>> Begin
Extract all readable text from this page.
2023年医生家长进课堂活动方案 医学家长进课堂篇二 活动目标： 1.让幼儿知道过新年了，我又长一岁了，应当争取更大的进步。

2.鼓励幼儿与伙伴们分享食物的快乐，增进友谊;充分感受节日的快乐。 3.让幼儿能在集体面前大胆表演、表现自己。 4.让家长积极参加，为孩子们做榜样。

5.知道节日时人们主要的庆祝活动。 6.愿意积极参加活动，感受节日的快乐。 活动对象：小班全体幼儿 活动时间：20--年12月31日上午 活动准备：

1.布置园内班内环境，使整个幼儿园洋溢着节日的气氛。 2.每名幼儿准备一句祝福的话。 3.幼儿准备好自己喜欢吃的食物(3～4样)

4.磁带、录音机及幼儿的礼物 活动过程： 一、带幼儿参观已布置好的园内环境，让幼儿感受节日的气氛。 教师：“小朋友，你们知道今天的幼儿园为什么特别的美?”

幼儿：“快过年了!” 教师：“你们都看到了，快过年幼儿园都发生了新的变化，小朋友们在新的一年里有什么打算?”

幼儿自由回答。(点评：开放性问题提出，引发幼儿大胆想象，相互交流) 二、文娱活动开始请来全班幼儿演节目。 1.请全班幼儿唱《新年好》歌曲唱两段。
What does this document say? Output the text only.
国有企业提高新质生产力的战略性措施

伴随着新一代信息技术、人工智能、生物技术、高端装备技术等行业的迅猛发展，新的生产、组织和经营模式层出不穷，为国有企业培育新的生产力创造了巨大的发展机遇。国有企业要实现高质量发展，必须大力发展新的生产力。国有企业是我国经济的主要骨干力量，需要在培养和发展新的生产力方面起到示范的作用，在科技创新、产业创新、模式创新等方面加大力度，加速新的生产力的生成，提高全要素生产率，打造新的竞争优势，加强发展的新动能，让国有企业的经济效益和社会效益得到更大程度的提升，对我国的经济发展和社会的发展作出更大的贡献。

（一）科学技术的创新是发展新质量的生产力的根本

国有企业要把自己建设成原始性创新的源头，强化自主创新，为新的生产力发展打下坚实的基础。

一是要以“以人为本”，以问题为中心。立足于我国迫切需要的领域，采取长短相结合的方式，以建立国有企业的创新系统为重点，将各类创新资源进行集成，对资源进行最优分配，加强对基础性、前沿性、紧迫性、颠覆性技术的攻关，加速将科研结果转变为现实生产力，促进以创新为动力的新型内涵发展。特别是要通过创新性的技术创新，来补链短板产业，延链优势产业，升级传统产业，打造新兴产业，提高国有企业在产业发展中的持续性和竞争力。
>> End
**PROBLEM REQUIREMENTS**
Copy out each line of the entries that holds "this".

**TASK SOLUTION**
Extract all readable text from this page.
What does this document say? Output the text only.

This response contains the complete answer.